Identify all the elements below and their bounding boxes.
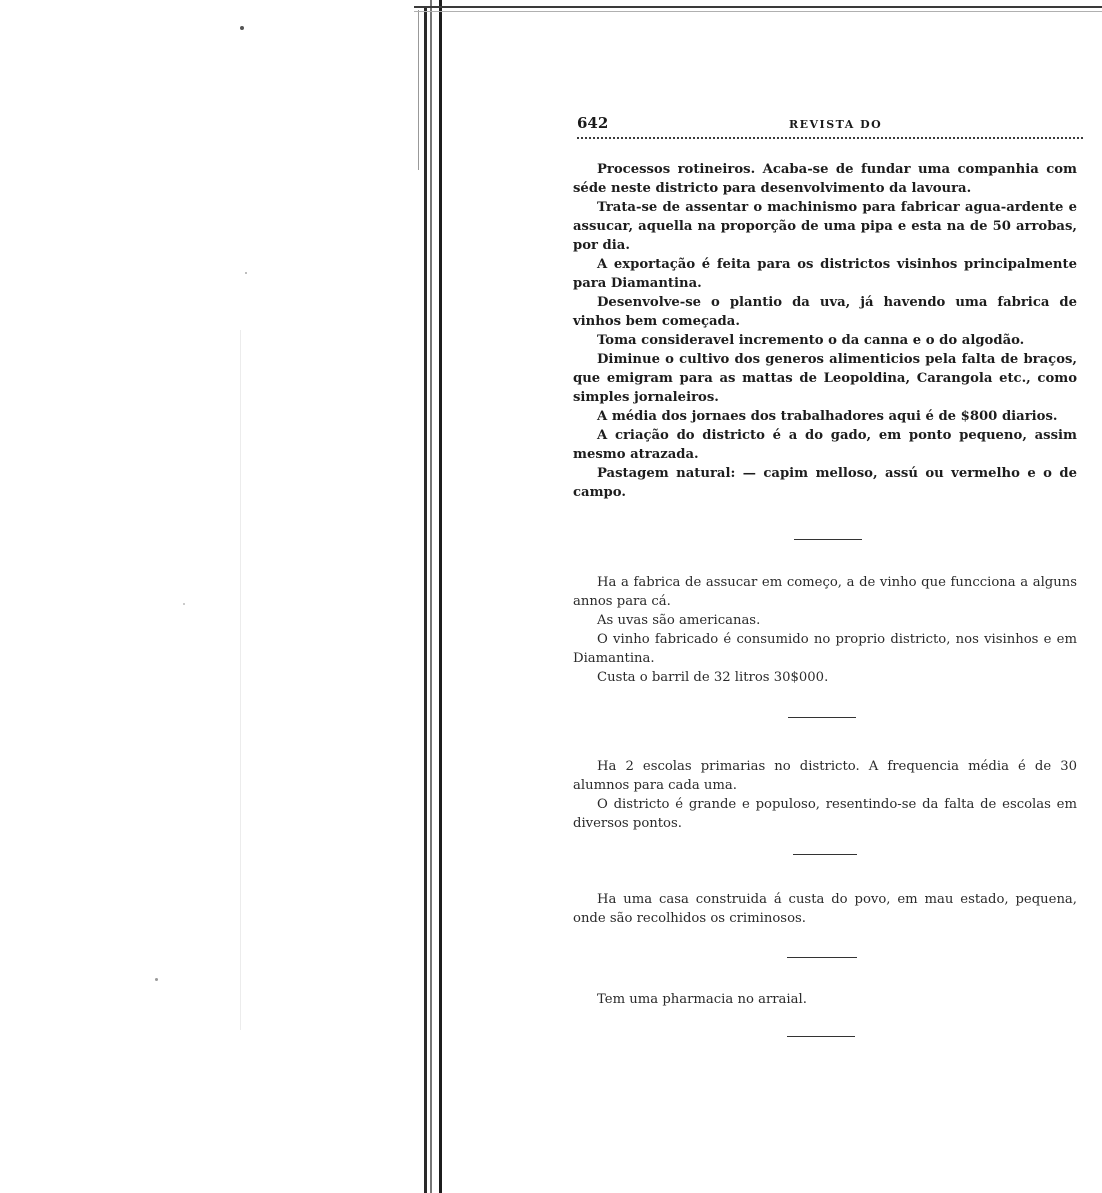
==
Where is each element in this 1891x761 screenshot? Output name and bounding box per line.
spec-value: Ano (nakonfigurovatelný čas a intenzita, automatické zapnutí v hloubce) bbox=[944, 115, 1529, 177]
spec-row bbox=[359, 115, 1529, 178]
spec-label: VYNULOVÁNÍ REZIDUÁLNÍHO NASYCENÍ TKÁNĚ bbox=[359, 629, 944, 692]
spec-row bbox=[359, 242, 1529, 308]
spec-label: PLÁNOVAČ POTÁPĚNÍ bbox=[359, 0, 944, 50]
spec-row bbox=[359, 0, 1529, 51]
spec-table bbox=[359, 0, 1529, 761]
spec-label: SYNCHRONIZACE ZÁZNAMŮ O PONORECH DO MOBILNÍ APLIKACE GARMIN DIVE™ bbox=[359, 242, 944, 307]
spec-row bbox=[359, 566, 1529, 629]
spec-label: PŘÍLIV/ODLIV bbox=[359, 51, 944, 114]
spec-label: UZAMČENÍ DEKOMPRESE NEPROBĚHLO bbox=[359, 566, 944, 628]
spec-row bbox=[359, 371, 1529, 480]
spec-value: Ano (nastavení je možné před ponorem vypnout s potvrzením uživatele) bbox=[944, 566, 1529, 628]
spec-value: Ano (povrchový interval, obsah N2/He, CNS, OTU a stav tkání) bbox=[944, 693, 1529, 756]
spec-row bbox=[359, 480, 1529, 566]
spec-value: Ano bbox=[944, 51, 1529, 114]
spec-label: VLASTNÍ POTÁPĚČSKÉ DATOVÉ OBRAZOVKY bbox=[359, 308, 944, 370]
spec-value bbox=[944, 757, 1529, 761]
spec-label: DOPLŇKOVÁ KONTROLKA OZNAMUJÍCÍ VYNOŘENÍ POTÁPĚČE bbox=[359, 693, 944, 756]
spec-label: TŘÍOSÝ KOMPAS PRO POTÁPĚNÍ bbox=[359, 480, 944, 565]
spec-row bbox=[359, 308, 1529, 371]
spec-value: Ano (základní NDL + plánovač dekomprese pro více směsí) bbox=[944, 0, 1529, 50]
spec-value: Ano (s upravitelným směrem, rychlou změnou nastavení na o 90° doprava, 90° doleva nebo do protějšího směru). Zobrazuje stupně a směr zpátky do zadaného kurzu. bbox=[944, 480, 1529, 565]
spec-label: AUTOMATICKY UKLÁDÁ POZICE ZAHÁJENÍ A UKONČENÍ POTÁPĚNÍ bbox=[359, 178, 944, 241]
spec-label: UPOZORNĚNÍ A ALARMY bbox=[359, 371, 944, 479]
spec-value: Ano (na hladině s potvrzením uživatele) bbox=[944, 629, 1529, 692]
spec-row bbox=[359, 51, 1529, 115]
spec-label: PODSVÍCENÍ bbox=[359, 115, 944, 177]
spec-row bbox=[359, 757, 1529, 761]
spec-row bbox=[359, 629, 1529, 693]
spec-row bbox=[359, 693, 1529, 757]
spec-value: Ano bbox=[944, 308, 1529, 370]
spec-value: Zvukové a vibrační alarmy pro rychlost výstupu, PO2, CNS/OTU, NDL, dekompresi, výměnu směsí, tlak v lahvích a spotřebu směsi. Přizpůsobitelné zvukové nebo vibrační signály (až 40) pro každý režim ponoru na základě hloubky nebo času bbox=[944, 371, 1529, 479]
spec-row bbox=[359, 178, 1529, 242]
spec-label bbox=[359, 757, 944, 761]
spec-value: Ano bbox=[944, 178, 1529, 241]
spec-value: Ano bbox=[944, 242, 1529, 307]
==
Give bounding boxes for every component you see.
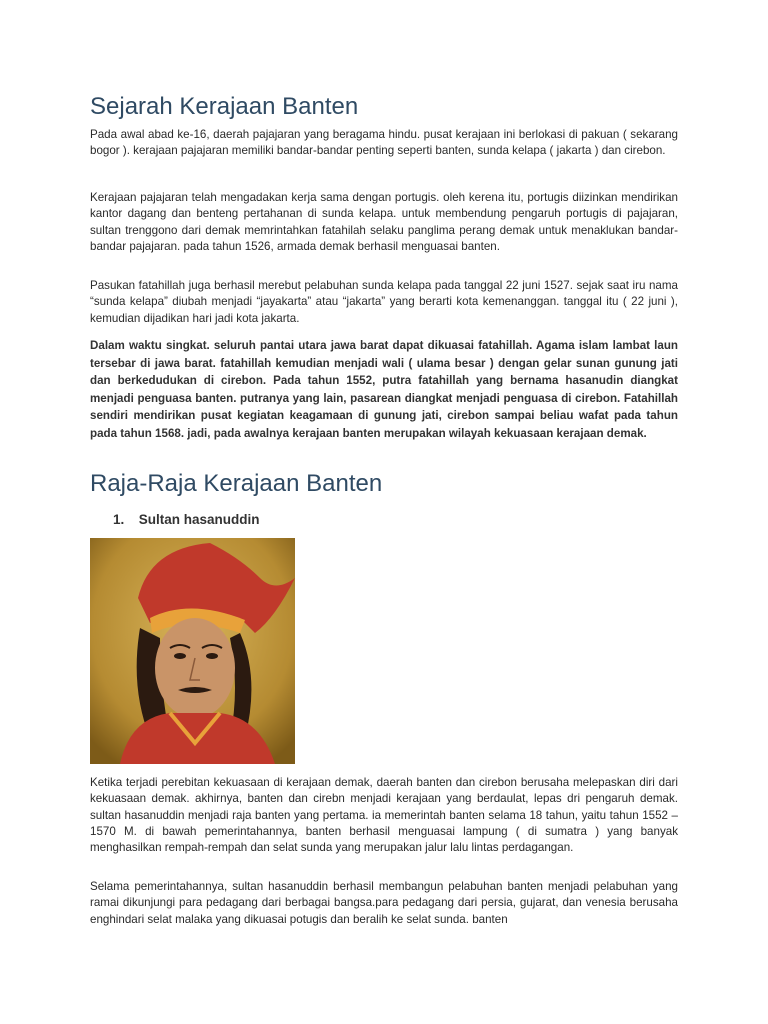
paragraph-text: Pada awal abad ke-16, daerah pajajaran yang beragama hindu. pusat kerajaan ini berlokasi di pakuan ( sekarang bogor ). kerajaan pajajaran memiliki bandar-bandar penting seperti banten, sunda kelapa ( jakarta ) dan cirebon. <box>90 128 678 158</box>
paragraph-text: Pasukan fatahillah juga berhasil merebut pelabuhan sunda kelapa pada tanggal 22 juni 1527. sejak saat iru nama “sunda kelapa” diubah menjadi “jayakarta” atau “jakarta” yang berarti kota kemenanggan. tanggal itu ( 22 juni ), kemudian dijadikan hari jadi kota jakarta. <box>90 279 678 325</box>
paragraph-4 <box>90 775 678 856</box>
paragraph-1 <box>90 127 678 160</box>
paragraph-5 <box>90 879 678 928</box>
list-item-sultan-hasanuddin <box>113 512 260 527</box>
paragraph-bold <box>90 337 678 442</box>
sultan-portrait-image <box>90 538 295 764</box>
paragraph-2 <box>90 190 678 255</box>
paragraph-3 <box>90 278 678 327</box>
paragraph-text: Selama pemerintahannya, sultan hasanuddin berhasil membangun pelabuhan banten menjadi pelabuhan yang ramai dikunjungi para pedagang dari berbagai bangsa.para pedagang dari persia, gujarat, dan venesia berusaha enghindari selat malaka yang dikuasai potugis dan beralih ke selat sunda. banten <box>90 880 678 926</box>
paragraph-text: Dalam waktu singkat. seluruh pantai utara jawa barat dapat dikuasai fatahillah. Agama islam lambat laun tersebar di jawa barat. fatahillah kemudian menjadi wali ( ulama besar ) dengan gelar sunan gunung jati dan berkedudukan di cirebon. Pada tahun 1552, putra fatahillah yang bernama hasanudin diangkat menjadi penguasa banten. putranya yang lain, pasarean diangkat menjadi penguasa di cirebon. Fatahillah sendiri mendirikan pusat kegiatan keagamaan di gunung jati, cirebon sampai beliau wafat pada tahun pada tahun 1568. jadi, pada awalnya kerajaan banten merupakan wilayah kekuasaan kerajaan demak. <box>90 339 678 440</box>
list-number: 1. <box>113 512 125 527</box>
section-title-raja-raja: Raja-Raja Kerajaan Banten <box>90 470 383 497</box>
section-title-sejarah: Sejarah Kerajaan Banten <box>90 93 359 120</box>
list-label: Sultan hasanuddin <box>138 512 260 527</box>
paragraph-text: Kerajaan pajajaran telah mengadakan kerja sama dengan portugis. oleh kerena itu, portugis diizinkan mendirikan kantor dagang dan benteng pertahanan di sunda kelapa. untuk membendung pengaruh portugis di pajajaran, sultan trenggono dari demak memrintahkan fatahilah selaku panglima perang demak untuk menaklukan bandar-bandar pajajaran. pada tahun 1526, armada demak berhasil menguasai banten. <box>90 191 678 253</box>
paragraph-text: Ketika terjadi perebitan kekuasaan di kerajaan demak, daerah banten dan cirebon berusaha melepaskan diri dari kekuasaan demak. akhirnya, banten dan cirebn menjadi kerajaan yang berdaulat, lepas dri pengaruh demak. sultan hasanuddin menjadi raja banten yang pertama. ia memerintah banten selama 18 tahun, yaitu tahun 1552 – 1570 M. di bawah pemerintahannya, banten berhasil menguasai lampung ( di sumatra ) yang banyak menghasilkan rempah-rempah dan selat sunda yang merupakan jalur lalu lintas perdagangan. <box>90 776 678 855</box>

Given request: Please format the entries from the line containing "Give bounding boxes" up to and including the line containing "paragraph-text: Selama pemerintahannya, sultan" as a JSON list of strings with one string per line. Skip blank lines and leave the pictures out.

Answer for the task:
[
  "Give bounding boxes for every component you see.",
  "paragraph-text: Pada awal abad ke-16, daerah pajajaran yang beragama hindu. pusat kerajaan ini berlokasi di pakuan ( sekarang bogor ). kerajaan pajajaran memiliki bandar-bandar penting seperti banten, sunda kelapa ( jakarta ) dan cirebon. <box>90 128 678 158</box>",
  "paragraph-text: Pasukan fatahillah juga berhasil merebut pelabuhan sunda kelapa pada tanggal 22 juni 1527. sejak saat iru nama “sunda kelapa” diubah menjadi “jayakarta” atau “jakarta” yang berarti kota kemenanggan. tanggal itu ( 22 juni ), kemudian dijadikan hari jadi kota jakarta. <box>90 279 678 325</box>",
  "paragraph-4 <box>90 775 678 856</box>",
  "paragraph-1 <box>90 127 678 160</box>",
  "paragraph-5 <box>90 879 678 928</box>",
  "list-item-sultan-hasanuddin <box>113 512 260 527</box>",
  "paragraph-bold <box>90 337 678 442</box>",
  "sultan-portrait-image <box>90 538 295 764</box>",
  "paragraph-2 <box>90 190 678 255</box>",
  "paragraph-3 <box>90 278 678 327</box>",
  "paragraph-text: Selama pemerintahannya, sultan hasanuddin berhasil membangun pelabuhan banten menjadi pelabuhan yang ramai dikunjungi para pedagang dari berbagai bangsa.para pedagang dari persia, gujarat, dan venesia berusaha enghindari selat malaka yang dikuasai potugis dan beralih ke selat sunda. banten <box>90 880 678 926</box>"
]